**Exercise description:** Write out every entry word for word.

>> start Supplied records

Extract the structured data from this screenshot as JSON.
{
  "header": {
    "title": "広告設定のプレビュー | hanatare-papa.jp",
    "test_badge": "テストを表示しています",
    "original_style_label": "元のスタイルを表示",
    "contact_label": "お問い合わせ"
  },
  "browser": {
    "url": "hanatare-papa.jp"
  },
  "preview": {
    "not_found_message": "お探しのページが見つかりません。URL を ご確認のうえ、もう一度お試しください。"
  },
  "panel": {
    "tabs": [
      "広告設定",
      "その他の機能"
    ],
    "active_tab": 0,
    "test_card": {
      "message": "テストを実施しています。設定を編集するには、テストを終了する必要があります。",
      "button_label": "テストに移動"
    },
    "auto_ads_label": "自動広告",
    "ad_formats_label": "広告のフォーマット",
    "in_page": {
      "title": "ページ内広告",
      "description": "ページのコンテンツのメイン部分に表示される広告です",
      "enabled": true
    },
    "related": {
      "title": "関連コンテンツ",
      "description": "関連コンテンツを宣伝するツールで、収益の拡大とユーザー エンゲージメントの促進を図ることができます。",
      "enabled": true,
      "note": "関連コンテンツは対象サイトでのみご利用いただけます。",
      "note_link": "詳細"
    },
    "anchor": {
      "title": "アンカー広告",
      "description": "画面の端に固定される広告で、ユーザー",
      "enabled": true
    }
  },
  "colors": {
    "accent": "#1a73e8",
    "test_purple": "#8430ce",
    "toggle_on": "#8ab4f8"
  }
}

>> end Supplied records

**Response to this exercise:**
Extract the structured data from this screenshot as JSON.
{
  "header": {
    "title": "広告設定のプレビュー | hanatare-papa.jp",
    "test_badge": "テストを表示しています",
    "original_style_label": "元のスタイルを表示",
    "contact_label": "お問い合わせ"
  },
  "browser": {
    "url": "hanatare-papa.jp"
  },
  "preview": {
    "not_found_message": "お探しのページが見つかりません。URL を ご確認のうえ、もう一度お試しください。"
  },
  "panel": {
    "tabs": [
      "広告設定",
      "その他の機能"
    ],
    "active_tab": 0,
    "test_card": {
      "message": "テストを実施しています。設定を編集するには、テストを終了する必要があります。",
      "button_label": "テストに移動"
    },
    "auto_ads_label": "自動広告",
    "ad_formats_label": "広告のフォーマット",
    "in_page": {
      "title": "ページ内広告",
      "description": "ページのコンテンツのメイン部分に表示される広告です",
      "enabled": true
    },
    "related": {
      "title": "関連コンテンツ",
      "description": "関連コンテンツを宣伝するツールで、収益の拡大とユーザー エンゲージメントの促進を図ることができます。",
      "enabled": true,
      "note": "関連コンテンツは対象サイトでのみご利用いただけます。",
      "note_link": "詳細"
    },
    "anchor": {
      "title": "アンカー広告",
      "description": "画面の端に固定される広告で、ユーザー",
      "enabled": true
    }
  },
  "colors": {
    "accent": "#1a73e8",
    "test_purple": "#8430ce",
    "toggle_on": "#8ab4f8"
  }
}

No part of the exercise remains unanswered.